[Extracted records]
## begin
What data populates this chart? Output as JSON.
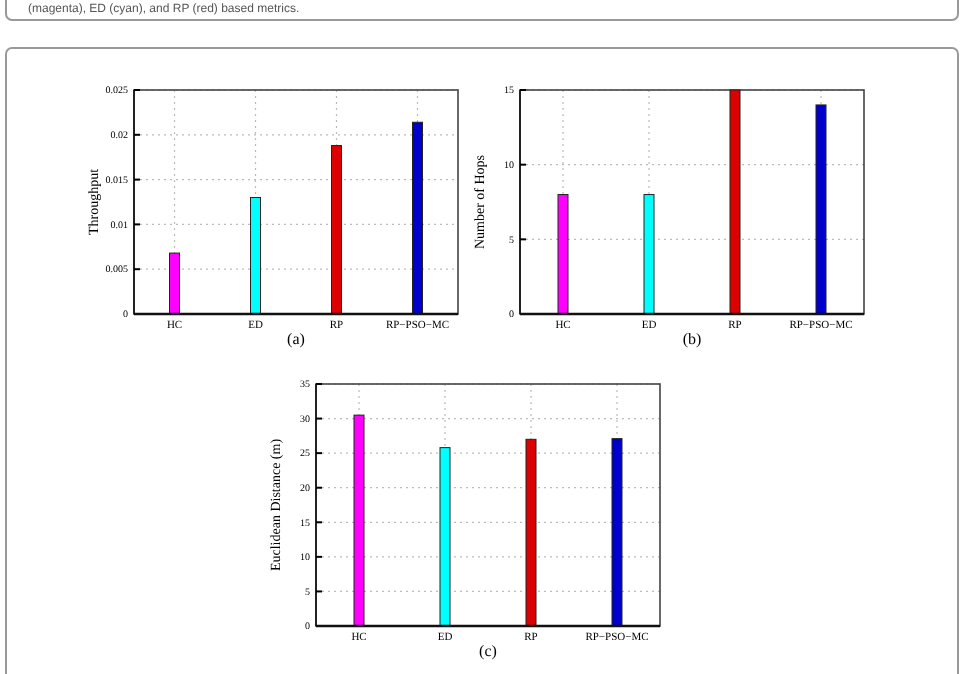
{
  "chart_data": [
    {
      "type": "bar",
      "ylabel": "Throughput",
      "categories": [
        "HC",
        "ED",
        "RP",
        "RP−PSO−MC"
      ],
      "values": [
        0.0068,
        0.013,
        0.0188,
        0.0214
      ],
      "colors": [
        "#ff00ff",
        "#00ffff",
        "#dd0000",
        "#0000cc"
      ],
      "ylim": [
        0,
        0.025
      ],
      "yticks": [
        0,
        0.005,
        0.01,
        0.015,
        0.02,
        0.025
      ],
      "grid": true,
      "annotations": [
        "(magenta), ED (cyan), and RP (red) based metrics.",
        "(a)"
      ]
    },
    {
      "type": "bar",
      "ylabel": "Number of Hops",
      "categories": [
        "HC",
        "ED",
        "RP",
        "RP−PSO−MC"
      ],
      "values": [
        8,
        8,
        15,
        14
      ],
      "colors": [
        "#ff00ff",
        "#00ffff",
        "#dd0000",
        "#0000cc"
      ],
      "ylim": [
        0,
        15
      ],
      "yticks": [
        0,
        5,
        10,
        15
      ],
      "grid": true,
      "annotations": [
        "(b)"
      ]
    },
    {
      "type": "bar",
      "ylabel": "Euclidean Distance (m)",
      "categories": [
        "HC",
        "ED",
        "RP",
        "RP−PSO−MC"
      ],
      "values": [
        30.5,
        25.8,
        27,
        27.1
      ],
      "colors": [
        "#ff00ff",
        "#00ffff",
        "#dd0000",
        "#0000cc"
      ],
      "ylim": [
        0,
        35
      ],
      "yticks": [
        0,
        5,
        10,
        15,
        20,
        25,
        30,
        35
      ],
      "grid": true,
      "annotations": [
        "(c)"
      ]
    }
  ]
}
## end
_EXERCISE PROMPT_. Omit the pictures, then quote the rest of the material above exactly.

_EXERCISE SOLUTION_.
What data populates this chart? Output as JSON.
{
  "chart_data": [
    {
      "type": "bar",
      "ylabel": "Throughput",
      "categories": [
        "HC",
        "ED",
        "RP",
        "RP−PSO−MC"
      ],
      "values": [
        0.0068,
        0.013,
        0.0188,
        0.0214
      ],
      "colors": [
        "#ff00ff",
        "#00ffff",
        "#dd0000",
        "#0000cc"
      ],
      "ylim": [
        0,
        0.025
      ],
      "yticks": [
        0,
        0.005,
        0.01,
        0.015,
        0.02,
        0.025
      ],
      "grid": true,
      "annotations": [
        "(magenta), ED (cyan), and RP (red) based metrics.",
        "(a)"
      ]
    },
    {
      "type": "bar",
      "ylabel": "Number of Hops",
      "categories": [
        "HC",
        "ED",
        "RP",
        "RP−PSO−MC"
      ],
      "values": [
        8,
        8,
        15,
        14
      ],
      "colors": [
        "#ff00ff",
        "#00ffff",
        "#dd0000",
        "#0000cc"
      ],
      "ylim": [
        0,
        15
      ],
      "yticks": [
        0,
        5,
        10,
        15
      ],
      "grid": true,
      "annotations": [
        "(b)"
      ]
    },
    {
      "type": "bar",
      "ylabel": "Euclidean Distance (m)",
      "categories": [
        "HC",
        "ED",
        "RP",
        "RP−PSO−MC"
      ],
      "values": [
        30.5,
        25.8,
        27,
        27.1
      ],
      "colors": [
        "#ff00ff",
        "#00ffff",
        "#dd0000",
        "#0000cc"
      ],
      "ylim": [
        0,
        35
      ],
      "yticks": [
        0,
        5,
        10,
        15,
        20,
        25,
        30,
        35
      ],
      "grid": true,
      "annotations": [
        "(c)"
      ]
    }
  ]
}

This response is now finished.